* WHAT YOU ARE ASKED TO DO:
Set down each record below precisely, skipping the pictures.
---- EXERCISE INPUTS
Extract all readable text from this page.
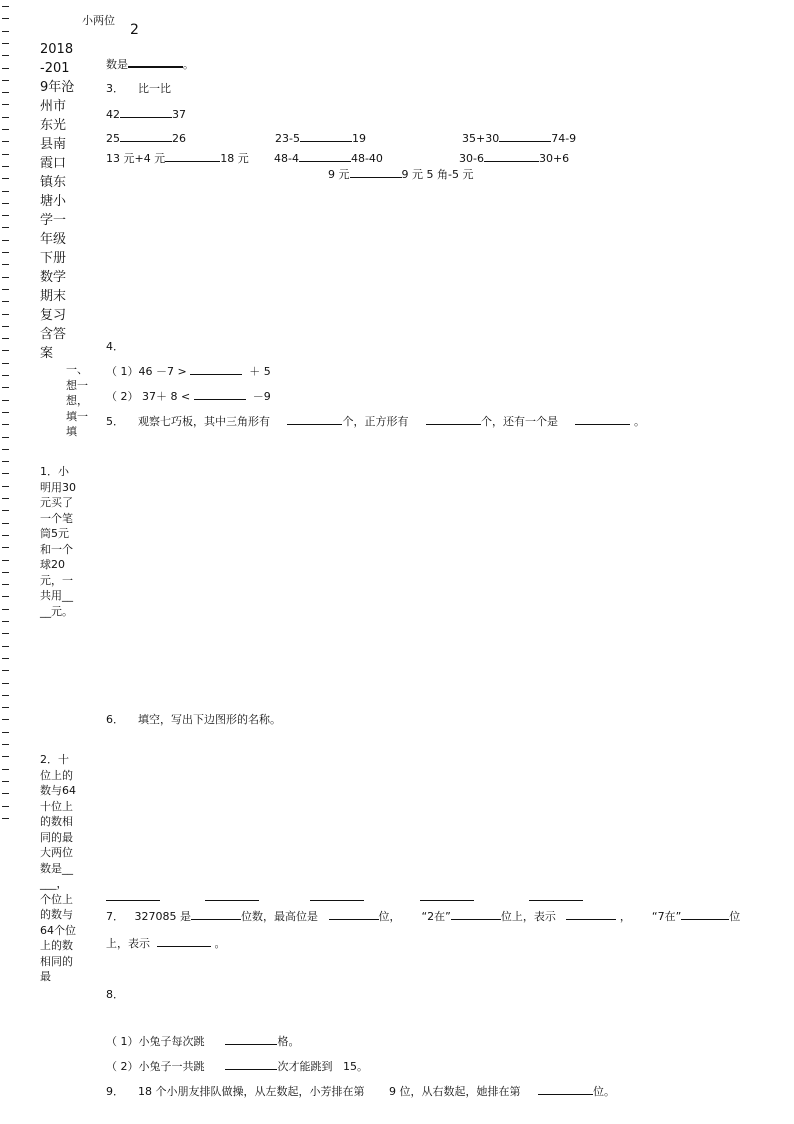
2018-2019年沧州市东光县南霞口镇东塘小学一年级下册数学期末复习含答案
一、想一想，填一填
1．小明用30元买了一个笔筒5元和一个球20元，一共用____元。
2．十位上的数与64十位上的数相同的最大两位数是_____，个位上的数与64个位上的数相同的最
小两位
2
数是	。
3． 比一比
42	37
25	26	23-5	19	35+30	74-9
13 元+4 元	18 元 48-4	48-40	30-6	30+6
9 元	9 元 5 角-5 元
4．
（ 1）46 －7 >	＋ 5
（ 2） 37＋ 8 <	－9
5． 观察七巧板，其中三角形有	个，正方形有	个，还有一个是	。
6． 填空，写出下边图形的名称。
7． 327085 是	位数，最高位是	位， “2在”	位上，表示	， “7在”	位
上，表示	。
8．
（ 1）小兔子每次跳	格。
（ 2）小兔子一共跳	次才能跳到 15。
9． 18 个小朋友排队做操，从左数起，小芳排在第 9 位，从右数起，她排在第	位。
--------
* SOLUTION TO THE EXERCISE:
Extract all readable text from this page.
2018-2019年沧州市东光县南霞口镇东塘小学一年级下册数学期末复习含答案
一、想一想，填一填
1．小明用30元买了一个笔筒5元和一个球20元，一共用____元。
2．十位上的数与64十位上的数相同的最大两位数是_____，个位上的数与64个位上的数相同的最
小两位
2
数是	。
3． 比一比
42	37
25	26	23-5	19	35+30	74-9
13 元+4 元	18 元 48-4	48-40	30-6	30+6
9 元	9 元 5 角-5 元
4．
（ 1）46 －7 >	＋ 5
（ 2） 37＋ 8 <	－9
5． 观察七巧板，其中三角形有	个，正方形有	个，还有一个是	。
6． 填空，写出下边图形的名称。
7． 327085 是	位数，最高位是	位， “2在”	位上，表示	， “7在”	位
上，表示	。
8．
（ 1）小兔子每次跳	格。
（ 2）小兔子一共跳	次才能跳到 15。
9． 18 个小朋友排队做操，从左数起，小芳排在第 9 位，从右数起，她排在第	位。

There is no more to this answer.